*Input rows:*

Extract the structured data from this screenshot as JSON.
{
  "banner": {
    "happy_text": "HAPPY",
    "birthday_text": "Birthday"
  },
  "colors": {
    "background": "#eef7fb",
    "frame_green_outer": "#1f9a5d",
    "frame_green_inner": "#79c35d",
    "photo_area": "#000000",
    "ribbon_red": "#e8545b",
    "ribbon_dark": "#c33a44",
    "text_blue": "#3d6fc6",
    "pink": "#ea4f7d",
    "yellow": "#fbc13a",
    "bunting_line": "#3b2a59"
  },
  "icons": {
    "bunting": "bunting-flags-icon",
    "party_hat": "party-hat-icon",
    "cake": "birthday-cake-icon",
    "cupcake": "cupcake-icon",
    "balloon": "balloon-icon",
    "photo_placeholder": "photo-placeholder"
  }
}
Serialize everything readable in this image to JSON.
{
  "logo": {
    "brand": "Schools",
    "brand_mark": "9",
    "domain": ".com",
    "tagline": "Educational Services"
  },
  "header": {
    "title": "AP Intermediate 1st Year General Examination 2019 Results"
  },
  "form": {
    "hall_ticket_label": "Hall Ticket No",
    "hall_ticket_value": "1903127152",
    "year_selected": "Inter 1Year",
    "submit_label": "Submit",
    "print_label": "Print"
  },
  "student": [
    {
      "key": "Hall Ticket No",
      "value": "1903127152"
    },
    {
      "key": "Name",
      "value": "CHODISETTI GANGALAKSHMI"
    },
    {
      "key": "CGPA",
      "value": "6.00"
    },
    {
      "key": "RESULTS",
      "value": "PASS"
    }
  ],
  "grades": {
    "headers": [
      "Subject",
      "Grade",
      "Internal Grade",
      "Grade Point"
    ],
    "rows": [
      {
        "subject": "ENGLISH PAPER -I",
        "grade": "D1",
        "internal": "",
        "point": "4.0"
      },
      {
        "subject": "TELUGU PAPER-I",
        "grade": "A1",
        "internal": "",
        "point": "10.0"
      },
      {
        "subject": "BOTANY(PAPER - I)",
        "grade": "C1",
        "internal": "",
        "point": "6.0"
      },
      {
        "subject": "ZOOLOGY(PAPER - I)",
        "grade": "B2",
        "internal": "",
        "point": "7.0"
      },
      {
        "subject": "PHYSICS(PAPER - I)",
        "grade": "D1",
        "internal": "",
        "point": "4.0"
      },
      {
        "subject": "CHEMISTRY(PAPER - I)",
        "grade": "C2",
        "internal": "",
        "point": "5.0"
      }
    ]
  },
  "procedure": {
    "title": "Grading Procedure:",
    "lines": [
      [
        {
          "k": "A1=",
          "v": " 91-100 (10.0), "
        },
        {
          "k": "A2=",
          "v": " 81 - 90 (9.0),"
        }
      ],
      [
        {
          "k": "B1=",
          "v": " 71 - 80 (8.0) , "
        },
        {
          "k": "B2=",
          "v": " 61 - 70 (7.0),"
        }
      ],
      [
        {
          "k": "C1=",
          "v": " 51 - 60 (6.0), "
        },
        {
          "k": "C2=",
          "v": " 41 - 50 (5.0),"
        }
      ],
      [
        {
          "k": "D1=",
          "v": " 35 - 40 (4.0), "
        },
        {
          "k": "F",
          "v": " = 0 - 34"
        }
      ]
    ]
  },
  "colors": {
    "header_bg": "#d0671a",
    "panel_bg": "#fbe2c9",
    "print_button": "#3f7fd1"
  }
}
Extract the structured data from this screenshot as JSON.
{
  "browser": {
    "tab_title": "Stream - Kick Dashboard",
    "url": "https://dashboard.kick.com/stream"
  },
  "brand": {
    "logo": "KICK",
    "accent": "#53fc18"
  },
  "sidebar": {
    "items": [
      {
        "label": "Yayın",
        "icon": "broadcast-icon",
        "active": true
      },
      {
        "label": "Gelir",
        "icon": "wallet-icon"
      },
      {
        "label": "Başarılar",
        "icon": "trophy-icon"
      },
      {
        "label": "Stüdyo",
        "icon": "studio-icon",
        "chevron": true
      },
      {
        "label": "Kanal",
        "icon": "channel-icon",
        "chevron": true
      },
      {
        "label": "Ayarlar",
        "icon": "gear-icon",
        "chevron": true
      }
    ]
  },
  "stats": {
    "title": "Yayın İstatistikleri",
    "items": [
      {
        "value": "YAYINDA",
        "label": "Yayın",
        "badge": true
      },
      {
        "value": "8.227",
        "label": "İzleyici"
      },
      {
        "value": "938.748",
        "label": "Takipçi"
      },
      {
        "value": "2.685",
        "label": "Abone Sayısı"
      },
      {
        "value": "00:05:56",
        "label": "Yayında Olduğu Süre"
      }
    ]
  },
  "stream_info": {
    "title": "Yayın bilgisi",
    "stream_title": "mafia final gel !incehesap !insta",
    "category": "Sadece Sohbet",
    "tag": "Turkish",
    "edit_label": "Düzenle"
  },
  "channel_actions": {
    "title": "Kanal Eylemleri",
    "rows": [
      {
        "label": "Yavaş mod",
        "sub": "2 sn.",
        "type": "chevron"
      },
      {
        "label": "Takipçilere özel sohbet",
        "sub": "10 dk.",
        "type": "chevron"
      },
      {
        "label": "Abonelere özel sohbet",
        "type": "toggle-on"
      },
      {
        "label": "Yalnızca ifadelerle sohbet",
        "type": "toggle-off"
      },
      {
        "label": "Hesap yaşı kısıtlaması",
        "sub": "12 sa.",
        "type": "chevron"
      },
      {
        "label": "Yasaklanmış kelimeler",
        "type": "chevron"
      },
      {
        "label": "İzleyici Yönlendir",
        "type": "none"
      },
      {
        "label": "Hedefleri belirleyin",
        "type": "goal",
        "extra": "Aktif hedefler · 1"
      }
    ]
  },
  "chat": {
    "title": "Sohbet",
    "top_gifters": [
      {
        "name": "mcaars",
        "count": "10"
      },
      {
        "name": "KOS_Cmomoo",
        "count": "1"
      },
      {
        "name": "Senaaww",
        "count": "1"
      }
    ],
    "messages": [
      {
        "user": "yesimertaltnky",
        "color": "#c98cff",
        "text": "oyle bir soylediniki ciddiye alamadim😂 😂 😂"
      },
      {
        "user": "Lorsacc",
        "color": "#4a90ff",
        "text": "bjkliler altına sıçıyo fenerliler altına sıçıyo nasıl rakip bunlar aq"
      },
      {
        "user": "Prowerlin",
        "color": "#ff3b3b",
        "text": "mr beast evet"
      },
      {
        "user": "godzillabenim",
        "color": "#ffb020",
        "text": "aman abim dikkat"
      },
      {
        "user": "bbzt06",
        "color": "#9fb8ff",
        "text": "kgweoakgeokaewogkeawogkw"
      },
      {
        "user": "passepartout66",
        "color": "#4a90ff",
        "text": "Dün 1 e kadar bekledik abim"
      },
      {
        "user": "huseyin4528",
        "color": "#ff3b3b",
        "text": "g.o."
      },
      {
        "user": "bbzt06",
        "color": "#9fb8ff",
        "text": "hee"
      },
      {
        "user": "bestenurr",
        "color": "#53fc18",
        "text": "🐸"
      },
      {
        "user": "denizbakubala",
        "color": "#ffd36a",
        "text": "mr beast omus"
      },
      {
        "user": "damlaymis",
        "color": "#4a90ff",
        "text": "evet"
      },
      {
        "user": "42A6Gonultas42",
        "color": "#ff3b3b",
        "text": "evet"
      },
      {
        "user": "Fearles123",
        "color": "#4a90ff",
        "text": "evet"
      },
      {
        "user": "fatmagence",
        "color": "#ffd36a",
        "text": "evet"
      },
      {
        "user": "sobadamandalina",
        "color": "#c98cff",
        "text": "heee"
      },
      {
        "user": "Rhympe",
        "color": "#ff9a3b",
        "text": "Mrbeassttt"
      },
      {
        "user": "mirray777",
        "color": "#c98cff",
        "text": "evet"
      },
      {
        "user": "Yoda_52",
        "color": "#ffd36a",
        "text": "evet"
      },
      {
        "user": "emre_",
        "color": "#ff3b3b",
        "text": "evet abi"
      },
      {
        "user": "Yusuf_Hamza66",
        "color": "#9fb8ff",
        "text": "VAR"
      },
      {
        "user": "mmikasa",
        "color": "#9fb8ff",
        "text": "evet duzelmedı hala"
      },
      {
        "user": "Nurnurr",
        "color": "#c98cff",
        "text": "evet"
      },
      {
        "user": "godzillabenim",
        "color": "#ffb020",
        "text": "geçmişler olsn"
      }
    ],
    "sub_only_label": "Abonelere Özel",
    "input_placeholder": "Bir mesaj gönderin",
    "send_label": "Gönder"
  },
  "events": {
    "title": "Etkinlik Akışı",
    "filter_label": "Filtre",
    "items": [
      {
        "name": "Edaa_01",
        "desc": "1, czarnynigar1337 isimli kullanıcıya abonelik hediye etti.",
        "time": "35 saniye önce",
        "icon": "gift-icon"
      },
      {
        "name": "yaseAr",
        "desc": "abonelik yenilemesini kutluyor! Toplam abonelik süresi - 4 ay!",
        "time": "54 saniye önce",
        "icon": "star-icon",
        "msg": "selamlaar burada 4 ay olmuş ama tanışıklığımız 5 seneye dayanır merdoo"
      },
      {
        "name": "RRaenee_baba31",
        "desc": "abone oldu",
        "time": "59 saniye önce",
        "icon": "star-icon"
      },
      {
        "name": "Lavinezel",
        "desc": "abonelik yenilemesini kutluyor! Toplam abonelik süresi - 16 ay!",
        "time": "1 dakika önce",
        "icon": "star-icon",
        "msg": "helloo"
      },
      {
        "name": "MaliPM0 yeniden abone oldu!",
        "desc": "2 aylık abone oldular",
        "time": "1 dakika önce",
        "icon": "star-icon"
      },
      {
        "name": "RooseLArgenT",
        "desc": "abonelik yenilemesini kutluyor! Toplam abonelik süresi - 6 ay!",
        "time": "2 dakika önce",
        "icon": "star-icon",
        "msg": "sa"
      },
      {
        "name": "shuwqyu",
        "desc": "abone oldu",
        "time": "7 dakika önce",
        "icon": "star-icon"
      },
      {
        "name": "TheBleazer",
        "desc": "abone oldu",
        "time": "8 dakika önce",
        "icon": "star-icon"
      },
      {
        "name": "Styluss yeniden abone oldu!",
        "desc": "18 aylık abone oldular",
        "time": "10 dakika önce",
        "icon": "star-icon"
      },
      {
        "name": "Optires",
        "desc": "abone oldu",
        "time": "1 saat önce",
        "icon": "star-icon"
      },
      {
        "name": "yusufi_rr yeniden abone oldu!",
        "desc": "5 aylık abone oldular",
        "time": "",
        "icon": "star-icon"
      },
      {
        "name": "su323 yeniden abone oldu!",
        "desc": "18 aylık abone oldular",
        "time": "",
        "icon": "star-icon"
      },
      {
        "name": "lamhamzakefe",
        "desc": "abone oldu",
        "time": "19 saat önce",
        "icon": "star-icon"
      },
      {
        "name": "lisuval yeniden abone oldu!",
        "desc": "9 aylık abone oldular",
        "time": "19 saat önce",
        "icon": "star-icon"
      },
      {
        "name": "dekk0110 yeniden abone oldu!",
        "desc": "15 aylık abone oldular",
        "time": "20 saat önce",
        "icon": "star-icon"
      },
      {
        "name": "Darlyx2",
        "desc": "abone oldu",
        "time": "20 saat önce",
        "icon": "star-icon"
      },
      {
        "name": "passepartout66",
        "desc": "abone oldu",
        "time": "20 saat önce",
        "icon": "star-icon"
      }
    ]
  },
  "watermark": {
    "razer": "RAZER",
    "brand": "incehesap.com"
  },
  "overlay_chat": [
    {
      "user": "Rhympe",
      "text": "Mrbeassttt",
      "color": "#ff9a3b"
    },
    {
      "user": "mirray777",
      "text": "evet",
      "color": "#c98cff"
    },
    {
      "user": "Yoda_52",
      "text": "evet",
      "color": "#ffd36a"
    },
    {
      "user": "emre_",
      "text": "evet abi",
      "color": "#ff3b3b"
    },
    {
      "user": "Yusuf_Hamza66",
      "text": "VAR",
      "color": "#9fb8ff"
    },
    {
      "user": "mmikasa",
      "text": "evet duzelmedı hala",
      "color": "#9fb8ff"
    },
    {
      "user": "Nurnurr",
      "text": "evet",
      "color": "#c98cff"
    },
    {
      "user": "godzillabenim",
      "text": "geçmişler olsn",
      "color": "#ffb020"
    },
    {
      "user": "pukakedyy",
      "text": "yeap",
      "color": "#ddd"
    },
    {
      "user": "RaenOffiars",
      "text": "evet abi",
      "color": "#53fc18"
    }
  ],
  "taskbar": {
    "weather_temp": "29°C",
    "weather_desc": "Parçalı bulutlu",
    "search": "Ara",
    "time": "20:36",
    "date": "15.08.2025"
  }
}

--

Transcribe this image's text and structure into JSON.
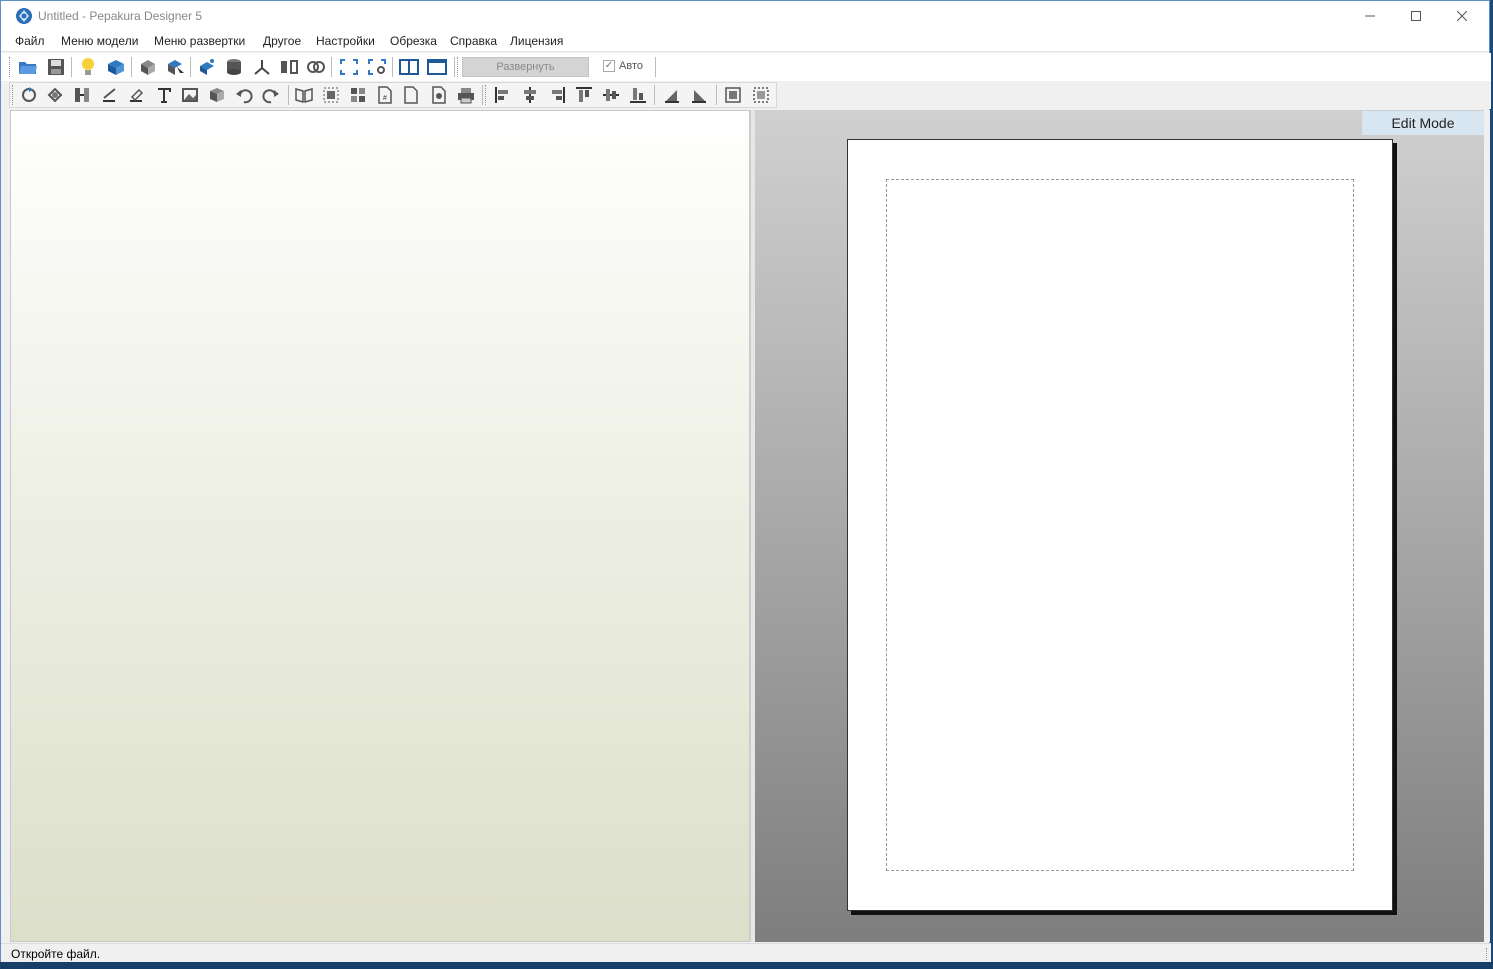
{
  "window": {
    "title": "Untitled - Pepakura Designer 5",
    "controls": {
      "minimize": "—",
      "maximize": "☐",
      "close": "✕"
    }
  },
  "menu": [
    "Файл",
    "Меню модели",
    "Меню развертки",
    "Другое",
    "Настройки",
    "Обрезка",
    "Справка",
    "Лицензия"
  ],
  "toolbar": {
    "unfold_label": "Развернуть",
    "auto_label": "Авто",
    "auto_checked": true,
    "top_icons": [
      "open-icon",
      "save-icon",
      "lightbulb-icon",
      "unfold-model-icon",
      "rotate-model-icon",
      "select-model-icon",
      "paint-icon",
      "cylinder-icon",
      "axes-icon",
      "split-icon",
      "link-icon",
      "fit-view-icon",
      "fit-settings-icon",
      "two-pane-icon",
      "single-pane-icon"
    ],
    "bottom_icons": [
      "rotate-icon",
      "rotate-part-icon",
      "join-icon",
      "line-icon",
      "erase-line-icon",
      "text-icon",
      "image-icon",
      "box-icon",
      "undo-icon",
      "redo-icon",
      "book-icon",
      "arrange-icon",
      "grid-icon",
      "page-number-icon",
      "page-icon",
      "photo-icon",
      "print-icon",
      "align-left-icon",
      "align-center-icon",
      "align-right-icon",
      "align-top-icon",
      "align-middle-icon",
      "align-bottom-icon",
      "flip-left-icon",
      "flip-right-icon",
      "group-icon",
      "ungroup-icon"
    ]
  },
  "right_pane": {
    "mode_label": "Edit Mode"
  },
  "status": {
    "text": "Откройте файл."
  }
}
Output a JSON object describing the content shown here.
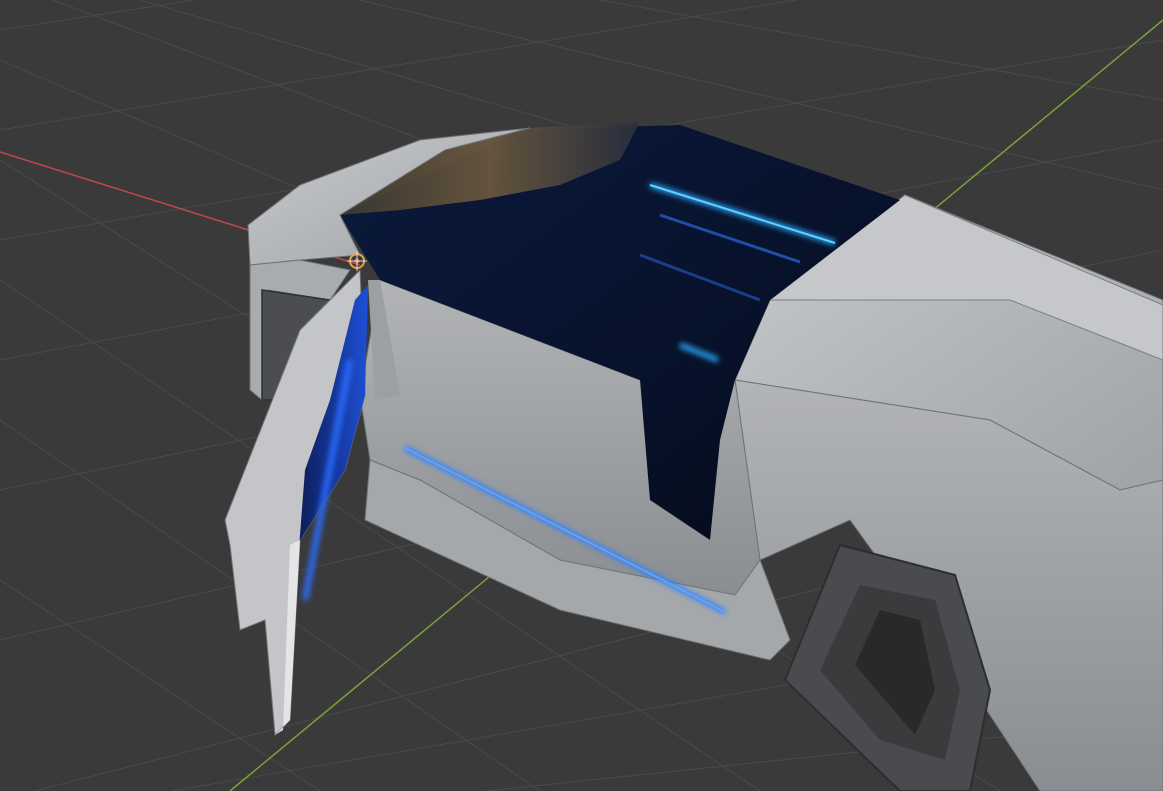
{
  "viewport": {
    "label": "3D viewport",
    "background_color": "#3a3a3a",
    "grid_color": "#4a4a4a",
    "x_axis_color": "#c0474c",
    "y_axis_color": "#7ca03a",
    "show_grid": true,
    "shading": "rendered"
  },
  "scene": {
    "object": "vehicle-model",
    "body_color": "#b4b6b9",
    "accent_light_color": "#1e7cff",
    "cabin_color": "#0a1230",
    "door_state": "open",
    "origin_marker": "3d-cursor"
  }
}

*Problem statement:* Work out how many lines above contain the word "abonelik". Give only the number.

*Correct response:* 4